### Job
Please transcribe the data below exactly. Leave the pictures out.
((
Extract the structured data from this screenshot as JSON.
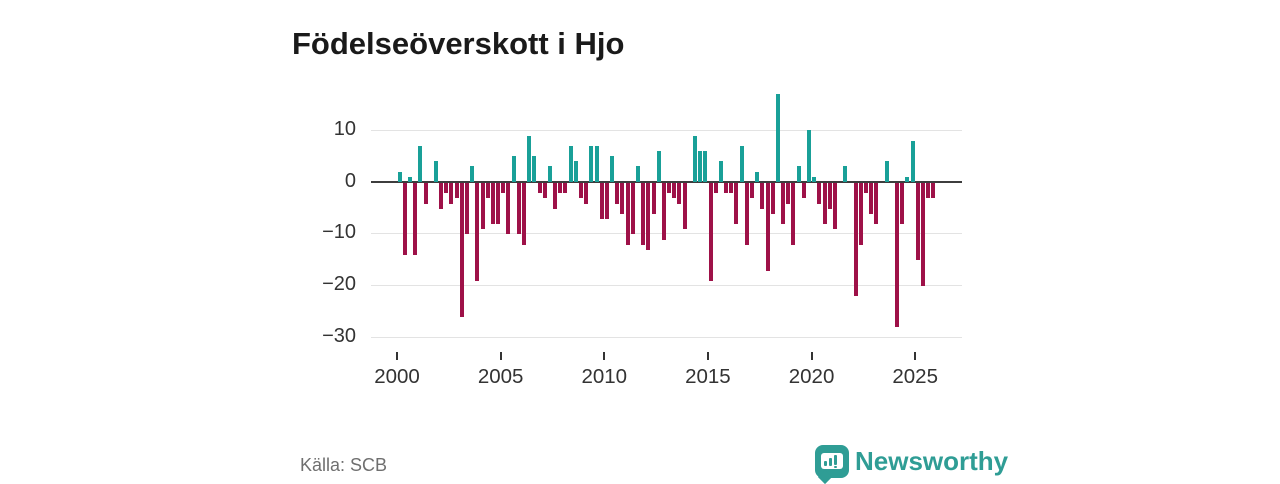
{
  "title": "Födelseöverskott i Hjo",
  "source": "Källa: SCB",
  "brand": {
    "name": "Newsworthy"
  },
  "colors": {
    "background": "#FFFFFF",
    "positive_bar": "#19A098",
    "negative_bar": "#9E1148",
    "gridline": "#E3E3E3",
    "zero_line": "#3D3D3D",
    "axis_text": "#333333",
    "title_text": "#1A1A1A",
    "source_text": "#6F6F6F",
    "brand_teal": "#2F9D95"
  },
  "chart_data": {
    "type": "bar",
    "title": "Födelseöverskott i Hjo",
    "frequency": "quarterly",
    "start_year": 2000,
    "x_tick_years": [
      2000,
      2005,
      2010,
      2015,
      2020,
      2025
    ],
    "x_tick_labels": [
      "2000",
      "2005",
      "2010",
      "2015",
      "2020",
      "2025"
    ],
    "y_ticks": [
      10,
      0,
      -10,
      -20,
      -30
    ],
    "y_tick_labels": [
      "10",
      "0",
      "−10",
      "−20",
      "−30"
    ],
    "ylim": [
      -33,
      18.8
    ],
    "grid": "horizontal-only",
    "legend": "none",
    "values": [
      2,
      -14,
      1,
      -14,
      7,
      -4,
      0,
      4,
      -5,
      -2,
      -4,
      -3,
      -26,
      -10,
      3,
      -19,
      -9,
      -3,
      -8,
      -8,
      -2,
      -10,
      5,
      -10,
      -12,
      9,
      5,
      -2,
      -3,
      3,
      -5,
      -2,
      -2,
      7,
      4,
      -3,
      -4,
      7,
      7,
      -7,
      -7,
      5,
      -4,
      -6,
      -12,
      -10,
      3,
      -12,
      -13,
      -6,
      6,
      -11,
      -2,
      -3,
      -4,
      -9,
      0,
      9,
      6,
      6,
      -19,
      -2,
      4,
      -2,
      -2,
      -8,
      7,
      -12,
      -3,
      2,
      -5,
      -17,
      -6,
      17,
      -8,
      -4,
      -12,
      3,
      -3,
      10,
      1,
      -4,
      -8,
      -5,
      -9,
      0,
      3,
      0,
      -22,
      -12,
      -2,
      -6,
      -8,
      0,
      4,
      0,
      -28,
      -8,
      1,
      8,
      -15,
      -20,
      -3,
      -3
    ]
  }
}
))
### Task solution
Extract the structured data from this screenshot as JSON.
{
  "title": "Födelseöverskott i Hjo",
  "source": "Källa: SCB",
  "brand": {
    "name": "Newsworthy"
  },
  "colors": {
    "background": "#FFFFFF",
    "positive_bar": "#19A098",
    "negative_bar": "#9E1148",
    "gridline": "#E3E3E3",
    "zero_line": "#3D3D3D",
    "axis_text": "#333333",
    "title_text": "#1A1A1A",
    "source_text": "#6F6F6F",
    "brand_teal": "#2F9D95"
  },
  "chart_data": {
    "type": "bar",
    "title": "Födelseöverskott i Hjo",
    "frequency": "quarterly",
    "start_year": 2000,
    "x_tick_years": [
      2000,
      2005,
      2010,
      2015,
      2020,
      2025
    ],
    "x_tick_labels": [
      "2000",
      "2005",
      "2010",
      "2015",
      "2020",
      "2025"
    ],
    "y_ticks": [
      10,
      0,
      -10,
      -20,
      -30
    ],
    "y_tick_labels": [
      "10",
      "0",
      "−10",
      "−20",
      "−30"
    ],
    "ylim": [
      -33,
      18.8
    ],
    "grid": "horizontal-only",
    "legend": "none",
    "values": [
      2,
      -14,
      1,
      -14,
      7,
      -4,
      0,
      4,
      -5,
      -2,
      -4,
      -3,
      -26,
      -10,
      3,
      -19,
      -9,
      -3,
      -8,
      -8,
      -2,
      -10,
      5,
      -10,
      -12,
      9,
      5,
      -2,
      -3,
      3,
      -5,
      -2,
      -2,
      7,
      4,
      -3,
      -4,
      7,
      7,
      -7,
      -7,
      5,
      -4,
      -6,
      -12,
      -10,
      3,
      -12,
      -13,
      -6,
      6,
      -11,
      -2,
      -3,
      -4,
      -9,
      0,
      9,
      6,
      6,
      -19,
      -2,
      4,
      -2,
      -2,
      -8,
      7,
      -12,
      -3,
      2,
      -5,
      -17,
      -6,
      17,
      -8,
      -4,
      -12,
      3,
      -3,
      10,
      1,
      -4,
      -8,
      -5,
      -9,
      0,
      3,
      0,
      -22,
      -12,
      -2,
      -6,
      -8,
      0,
      4,
      0,
      -28,
      -8,
      1,
      8,
      -15,
      -20,
      -3,
      -3
    ]
  }
}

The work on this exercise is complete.